Report how many lines contain "color". The answer is a single number.

___ Supplied entries

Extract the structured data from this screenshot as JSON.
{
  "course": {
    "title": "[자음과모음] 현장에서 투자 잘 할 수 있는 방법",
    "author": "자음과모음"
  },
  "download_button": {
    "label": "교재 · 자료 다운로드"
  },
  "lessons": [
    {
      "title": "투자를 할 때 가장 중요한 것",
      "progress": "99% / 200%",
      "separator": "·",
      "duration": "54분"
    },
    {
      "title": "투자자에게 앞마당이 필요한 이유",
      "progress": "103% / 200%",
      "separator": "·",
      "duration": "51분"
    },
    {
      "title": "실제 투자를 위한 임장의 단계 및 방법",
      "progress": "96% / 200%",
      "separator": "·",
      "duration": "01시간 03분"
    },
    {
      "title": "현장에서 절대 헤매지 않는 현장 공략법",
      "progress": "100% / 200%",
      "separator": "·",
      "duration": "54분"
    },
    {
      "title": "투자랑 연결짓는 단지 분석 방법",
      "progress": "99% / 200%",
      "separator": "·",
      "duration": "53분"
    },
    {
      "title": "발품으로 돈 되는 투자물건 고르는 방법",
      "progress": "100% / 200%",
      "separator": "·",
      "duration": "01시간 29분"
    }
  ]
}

______
___ Supplied entries

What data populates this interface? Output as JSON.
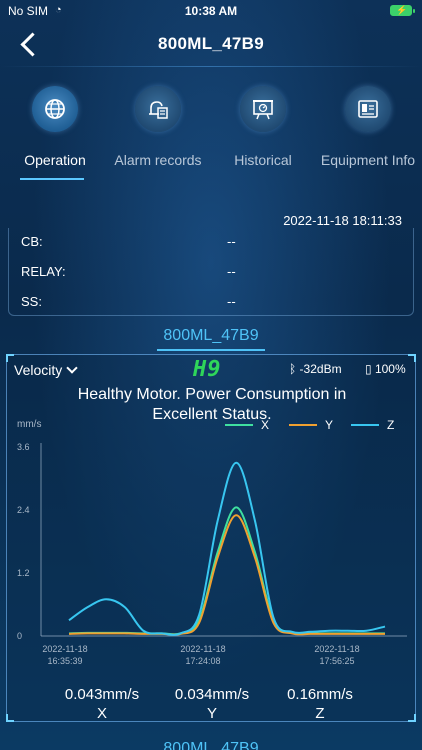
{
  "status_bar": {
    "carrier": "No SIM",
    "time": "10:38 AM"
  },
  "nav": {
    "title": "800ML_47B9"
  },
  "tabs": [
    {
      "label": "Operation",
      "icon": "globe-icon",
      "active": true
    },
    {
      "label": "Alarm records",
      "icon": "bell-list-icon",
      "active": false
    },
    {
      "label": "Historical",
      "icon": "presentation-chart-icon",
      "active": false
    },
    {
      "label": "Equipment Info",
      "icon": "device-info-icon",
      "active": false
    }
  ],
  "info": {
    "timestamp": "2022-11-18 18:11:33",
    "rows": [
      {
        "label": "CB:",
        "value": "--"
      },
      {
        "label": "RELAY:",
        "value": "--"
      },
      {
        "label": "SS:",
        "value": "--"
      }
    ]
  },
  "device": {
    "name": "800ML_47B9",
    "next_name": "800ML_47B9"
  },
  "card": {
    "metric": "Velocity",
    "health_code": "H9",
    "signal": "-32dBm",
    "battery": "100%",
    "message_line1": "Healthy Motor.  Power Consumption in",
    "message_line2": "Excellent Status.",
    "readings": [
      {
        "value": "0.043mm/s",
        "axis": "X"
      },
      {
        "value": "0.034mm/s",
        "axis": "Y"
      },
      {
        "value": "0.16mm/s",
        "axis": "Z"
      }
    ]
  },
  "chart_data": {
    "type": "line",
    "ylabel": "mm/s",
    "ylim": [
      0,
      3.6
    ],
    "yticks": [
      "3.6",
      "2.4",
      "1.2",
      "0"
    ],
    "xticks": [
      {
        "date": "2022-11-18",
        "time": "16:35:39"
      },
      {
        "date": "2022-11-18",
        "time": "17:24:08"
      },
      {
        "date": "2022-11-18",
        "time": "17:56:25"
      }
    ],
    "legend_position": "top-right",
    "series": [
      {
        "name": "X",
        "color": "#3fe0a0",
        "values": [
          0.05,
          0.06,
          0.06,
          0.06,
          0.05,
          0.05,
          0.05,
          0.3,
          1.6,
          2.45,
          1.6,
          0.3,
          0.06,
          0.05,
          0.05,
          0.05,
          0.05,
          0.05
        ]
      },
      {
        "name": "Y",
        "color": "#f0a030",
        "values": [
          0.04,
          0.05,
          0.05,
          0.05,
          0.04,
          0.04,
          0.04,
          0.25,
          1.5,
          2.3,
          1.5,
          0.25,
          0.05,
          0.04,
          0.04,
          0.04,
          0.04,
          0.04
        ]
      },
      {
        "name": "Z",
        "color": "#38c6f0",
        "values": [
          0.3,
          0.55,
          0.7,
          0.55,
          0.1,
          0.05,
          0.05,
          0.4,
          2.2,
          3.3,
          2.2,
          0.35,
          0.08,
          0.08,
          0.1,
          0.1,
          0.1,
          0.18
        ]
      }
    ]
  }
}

______
___ Supplied entries

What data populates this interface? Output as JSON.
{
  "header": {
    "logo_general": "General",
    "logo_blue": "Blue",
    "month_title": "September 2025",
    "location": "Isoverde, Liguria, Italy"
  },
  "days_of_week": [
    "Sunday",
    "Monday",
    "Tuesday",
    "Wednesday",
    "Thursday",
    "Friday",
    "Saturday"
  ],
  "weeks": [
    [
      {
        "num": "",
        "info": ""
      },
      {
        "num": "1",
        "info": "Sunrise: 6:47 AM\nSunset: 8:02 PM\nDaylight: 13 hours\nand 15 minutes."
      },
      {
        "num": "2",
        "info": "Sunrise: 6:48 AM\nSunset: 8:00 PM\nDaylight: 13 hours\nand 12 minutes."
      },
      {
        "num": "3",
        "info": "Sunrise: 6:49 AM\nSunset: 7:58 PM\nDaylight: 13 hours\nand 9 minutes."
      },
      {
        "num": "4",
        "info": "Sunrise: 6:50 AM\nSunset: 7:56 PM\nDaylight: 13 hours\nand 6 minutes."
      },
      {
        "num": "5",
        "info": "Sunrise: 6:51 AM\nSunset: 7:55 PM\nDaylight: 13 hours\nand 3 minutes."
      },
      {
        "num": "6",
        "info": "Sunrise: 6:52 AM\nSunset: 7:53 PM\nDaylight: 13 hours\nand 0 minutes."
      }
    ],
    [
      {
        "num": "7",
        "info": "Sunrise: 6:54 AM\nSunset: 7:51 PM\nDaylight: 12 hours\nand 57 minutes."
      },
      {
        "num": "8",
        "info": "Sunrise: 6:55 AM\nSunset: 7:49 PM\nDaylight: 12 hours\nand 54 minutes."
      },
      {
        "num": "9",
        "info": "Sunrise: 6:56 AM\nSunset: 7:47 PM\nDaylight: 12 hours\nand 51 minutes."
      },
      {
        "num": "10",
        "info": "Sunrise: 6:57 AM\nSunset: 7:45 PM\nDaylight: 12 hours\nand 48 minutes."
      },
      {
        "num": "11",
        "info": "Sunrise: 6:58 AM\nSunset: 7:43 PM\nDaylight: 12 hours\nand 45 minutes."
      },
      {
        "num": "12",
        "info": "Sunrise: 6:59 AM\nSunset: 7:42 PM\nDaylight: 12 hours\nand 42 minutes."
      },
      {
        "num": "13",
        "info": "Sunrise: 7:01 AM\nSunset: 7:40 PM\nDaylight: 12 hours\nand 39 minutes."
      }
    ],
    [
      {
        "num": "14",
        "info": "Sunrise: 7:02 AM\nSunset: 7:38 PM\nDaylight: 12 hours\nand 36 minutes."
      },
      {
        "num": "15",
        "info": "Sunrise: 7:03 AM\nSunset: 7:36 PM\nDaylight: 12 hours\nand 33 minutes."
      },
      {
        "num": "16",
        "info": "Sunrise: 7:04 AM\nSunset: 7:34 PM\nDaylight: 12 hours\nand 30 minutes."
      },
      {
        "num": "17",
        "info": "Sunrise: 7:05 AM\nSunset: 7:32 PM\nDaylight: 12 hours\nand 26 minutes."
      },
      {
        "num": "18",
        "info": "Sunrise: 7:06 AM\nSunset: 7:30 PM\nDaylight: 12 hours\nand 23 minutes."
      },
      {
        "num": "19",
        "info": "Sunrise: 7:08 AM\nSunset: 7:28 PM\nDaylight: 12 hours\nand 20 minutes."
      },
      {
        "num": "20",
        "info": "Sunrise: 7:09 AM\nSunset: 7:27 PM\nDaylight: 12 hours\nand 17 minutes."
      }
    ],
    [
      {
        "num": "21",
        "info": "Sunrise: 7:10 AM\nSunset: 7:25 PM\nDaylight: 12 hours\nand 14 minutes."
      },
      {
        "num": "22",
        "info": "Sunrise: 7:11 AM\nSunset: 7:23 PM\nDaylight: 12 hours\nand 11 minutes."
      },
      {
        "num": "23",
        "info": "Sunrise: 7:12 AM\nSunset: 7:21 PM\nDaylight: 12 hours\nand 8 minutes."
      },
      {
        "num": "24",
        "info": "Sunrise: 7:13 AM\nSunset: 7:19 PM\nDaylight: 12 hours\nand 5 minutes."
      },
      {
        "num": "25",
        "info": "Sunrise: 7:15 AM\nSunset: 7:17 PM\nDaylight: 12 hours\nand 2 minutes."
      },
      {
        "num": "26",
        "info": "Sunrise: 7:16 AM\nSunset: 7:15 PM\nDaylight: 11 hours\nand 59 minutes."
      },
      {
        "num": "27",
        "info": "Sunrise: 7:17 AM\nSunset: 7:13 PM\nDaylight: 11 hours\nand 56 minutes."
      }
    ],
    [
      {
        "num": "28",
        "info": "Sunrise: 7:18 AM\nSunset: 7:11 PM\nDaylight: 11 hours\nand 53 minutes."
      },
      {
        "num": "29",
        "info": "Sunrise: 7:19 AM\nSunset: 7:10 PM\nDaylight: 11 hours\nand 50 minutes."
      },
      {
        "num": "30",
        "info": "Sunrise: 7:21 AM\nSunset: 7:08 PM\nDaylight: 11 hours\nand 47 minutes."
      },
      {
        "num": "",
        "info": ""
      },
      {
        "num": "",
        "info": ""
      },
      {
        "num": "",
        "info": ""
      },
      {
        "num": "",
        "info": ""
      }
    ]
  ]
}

______

#### [Complete output]
3